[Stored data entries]
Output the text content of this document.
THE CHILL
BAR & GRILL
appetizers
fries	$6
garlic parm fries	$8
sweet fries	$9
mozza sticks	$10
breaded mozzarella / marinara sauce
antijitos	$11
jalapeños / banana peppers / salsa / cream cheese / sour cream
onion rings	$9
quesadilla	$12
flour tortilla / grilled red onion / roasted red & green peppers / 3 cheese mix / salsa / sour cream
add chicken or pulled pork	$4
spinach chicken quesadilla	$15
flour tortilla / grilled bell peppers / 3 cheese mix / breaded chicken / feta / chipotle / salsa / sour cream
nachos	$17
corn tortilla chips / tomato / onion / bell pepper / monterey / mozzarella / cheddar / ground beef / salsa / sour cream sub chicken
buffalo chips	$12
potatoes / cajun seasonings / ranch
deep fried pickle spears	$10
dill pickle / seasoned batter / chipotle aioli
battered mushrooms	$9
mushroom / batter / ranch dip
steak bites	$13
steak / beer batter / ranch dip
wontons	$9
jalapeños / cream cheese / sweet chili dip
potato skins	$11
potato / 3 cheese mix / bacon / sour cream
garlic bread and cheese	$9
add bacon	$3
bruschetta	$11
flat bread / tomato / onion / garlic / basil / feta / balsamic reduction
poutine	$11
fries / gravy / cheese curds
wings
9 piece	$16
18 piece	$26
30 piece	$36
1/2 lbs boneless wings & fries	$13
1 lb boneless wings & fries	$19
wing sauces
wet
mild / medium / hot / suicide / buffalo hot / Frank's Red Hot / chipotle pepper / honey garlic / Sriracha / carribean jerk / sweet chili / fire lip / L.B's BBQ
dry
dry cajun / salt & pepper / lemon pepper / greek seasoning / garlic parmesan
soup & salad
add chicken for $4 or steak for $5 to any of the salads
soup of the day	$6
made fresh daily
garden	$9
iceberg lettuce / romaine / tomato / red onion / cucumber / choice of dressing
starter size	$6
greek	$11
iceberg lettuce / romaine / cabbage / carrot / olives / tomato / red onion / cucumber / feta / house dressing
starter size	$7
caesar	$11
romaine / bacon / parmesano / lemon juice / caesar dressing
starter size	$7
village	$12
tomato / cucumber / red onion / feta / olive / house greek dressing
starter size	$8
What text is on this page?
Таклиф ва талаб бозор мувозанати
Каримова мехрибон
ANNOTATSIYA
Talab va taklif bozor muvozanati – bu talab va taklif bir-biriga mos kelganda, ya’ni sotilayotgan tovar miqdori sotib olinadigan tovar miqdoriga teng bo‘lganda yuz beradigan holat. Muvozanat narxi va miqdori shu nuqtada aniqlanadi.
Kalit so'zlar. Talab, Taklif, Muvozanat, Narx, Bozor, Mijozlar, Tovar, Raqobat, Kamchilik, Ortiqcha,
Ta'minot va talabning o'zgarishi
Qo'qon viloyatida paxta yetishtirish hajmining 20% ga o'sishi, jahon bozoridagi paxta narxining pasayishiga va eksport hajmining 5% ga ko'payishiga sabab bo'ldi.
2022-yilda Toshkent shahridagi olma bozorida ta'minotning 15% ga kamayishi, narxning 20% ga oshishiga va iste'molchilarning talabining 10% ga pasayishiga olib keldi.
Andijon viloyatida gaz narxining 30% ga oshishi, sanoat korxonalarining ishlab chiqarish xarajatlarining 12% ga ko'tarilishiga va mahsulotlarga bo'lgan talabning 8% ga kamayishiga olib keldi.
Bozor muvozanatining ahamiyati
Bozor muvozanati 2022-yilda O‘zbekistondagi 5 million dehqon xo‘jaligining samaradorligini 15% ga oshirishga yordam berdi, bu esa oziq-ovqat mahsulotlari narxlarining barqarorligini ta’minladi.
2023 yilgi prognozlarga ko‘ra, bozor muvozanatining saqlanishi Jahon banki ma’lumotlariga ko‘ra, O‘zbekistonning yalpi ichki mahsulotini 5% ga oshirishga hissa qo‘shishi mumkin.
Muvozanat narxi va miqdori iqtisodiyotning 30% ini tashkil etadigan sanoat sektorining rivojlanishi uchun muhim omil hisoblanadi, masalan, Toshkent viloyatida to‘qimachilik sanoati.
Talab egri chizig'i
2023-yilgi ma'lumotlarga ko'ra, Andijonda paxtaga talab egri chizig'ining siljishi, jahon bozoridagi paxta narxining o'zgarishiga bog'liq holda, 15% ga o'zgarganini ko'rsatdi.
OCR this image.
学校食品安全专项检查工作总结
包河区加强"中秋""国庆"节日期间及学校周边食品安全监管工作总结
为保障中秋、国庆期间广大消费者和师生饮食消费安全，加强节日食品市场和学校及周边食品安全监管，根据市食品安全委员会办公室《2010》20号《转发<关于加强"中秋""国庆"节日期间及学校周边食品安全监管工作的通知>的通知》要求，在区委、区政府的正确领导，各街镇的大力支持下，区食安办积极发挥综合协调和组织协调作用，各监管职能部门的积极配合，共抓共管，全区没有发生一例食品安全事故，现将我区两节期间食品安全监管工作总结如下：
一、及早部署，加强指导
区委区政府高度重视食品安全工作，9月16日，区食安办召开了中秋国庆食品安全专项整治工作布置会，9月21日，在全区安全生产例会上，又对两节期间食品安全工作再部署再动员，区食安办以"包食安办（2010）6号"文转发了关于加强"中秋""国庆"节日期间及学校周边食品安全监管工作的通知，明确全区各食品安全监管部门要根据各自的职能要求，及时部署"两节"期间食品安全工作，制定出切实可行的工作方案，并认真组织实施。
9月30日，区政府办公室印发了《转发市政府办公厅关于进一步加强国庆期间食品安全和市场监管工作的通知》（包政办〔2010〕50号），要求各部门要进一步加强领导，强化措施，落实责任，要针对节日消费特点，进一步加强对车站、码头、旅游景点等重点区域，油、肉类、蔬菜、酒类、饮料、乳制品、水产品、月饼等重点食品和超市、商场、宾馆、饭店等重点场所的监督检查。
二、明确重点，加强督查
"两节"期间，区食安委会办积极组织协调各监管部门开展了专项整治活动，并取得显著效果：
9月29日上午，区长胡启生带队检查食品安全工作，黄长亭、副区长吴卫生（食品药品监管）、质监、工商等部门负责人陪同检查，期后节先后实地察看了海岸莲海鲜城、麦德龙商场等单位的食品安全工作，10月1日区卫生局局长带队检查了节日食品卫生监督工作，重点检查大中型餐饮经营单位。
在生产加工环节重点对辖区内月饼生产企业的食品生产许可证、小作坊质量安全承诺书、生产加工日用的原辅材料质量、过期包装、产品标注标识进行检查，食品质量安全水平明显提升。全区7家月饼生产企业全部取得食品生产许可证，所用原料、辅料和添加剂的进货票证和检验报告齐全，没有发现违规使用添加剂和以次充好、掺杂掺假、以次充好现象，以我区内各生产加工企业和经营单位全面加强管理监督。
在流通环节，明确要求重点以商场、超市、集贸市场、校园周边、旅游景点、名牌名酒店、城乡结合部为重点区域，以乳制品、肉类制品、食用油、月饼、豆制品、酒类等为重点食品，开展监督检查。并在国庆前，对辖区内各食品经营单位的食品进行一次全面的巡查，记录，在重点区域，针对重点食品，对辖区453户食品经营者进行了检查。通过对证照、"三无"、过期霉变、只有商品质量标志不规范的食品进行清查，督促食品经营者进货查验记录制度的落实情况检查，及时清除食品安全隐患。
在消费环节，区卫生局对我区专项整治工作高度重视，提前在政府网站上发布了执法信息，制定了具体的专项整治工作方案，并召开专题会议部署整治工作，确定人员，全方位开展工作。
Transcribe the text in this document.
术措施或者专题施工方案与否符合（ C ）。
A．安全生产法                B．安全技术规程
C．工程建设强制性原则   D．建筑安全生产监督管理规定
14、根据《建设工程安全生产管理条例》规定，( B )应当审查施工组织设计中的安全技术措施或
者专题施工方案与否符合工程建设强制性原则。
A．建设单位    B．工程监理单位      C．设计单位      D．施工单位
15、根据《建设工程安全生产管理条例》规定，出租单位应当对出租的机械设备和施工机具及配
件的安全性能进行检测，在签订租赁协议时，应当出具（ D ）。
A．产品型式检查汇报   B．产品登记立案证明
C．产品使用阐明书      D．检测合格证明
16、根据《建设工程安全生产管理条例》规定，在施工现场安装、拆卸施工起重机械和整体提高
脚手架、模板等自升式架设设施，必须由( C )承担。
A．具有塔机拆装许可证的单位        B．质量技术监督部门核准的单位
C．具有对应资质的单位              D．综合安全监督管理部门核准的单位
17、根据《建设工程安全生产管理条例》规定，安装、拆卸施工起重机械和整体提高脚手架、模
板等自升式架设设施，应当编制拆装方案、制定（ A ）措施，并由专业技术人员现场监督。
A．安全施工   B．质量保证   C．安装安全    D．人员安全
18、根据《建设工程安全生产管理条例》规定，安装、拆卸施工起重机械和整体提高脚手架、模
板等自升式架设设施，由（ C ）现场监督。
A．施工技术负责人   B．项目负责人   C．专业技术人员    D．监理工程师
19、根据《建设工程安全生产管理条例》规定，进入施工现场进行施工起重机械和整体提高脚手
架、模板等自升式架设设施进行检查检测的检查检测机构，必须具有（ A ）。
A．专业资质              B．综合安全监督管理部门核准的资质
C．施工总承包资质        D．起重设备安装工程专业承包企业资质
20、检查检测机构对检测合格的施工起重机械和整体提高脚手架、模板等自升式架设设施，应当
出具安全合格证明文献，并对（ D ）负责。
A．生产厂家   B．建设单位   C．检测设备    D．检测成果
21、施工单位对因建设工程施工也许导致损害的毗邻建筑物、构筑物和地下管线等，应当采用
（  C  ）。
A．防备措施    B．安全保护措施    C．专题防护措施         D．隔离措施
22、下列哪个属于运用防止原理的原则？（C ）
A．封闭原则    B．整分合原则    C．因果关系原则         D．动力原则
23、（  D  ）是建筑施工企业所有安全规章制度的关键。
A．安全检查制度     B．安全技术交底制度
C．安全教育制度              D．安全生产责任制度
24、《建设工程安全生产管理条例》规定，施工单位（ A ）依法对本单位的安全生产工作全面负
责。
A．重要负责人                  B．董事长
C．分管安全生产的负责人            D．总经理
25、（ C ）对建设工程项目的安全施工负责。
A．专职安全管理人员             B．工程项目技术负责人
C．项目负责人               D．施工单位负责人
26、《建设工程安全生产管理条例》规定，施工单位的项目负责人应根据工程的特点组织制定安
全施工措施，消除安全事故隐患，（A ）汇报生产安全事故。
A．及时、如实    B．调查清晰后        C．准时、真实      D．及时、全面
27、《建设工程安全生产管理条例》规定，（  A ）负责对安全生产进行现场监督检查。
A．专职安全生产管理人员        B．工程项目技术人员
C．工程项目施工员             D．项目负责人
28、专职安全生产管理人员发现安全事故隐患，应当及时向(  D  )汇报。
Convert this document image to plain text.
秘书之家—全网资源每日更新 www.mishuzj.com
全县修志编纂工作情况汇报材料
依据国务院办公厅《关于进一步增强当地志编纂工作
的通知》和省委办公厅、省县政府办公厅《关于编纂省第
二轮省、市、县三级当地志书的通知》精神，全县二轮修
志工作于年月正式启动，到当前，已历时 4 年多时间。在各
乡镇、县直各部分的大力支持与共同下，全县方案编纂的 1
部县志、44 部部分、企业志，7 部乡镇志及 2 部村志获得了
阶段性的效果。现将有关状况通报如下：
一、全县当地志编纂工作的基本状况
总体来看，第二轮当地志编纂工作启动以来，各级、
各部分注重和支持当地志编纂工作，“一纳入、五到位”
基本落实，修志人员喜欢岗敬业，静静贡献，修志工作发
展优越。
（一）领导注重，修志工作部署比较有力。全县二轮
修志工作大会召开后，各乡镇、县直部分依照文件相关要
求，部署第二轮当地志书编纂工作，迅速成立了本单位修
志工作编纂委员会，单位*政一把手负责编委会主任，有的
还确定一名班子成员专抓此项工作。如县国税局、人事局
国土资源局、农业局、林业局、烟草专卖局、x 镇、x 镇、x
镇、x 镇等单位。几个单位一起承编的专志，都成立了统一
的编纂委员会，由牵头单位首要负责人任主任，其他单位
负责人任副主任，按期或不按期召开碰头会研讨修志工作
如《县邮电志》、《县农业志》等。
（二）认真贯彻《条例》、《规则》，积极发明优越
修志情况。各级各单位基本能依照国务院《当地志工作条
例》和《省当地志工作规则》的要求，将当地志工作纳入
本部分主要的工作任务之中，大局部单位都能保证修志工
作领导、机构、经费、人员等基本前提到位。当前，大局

▶ [Your goal]:
Copy each line from the records above that includes the string "grilled".

▶ [Solved exercise]:
flour tortilla / grilled red onion / roasted red & green peppers / 3 cheese mix / salsa / sour cream
flour tortilla / grilled bell peppers / 3 cheese mix / breaded chicken / feta / chipotle / salsa / sour cream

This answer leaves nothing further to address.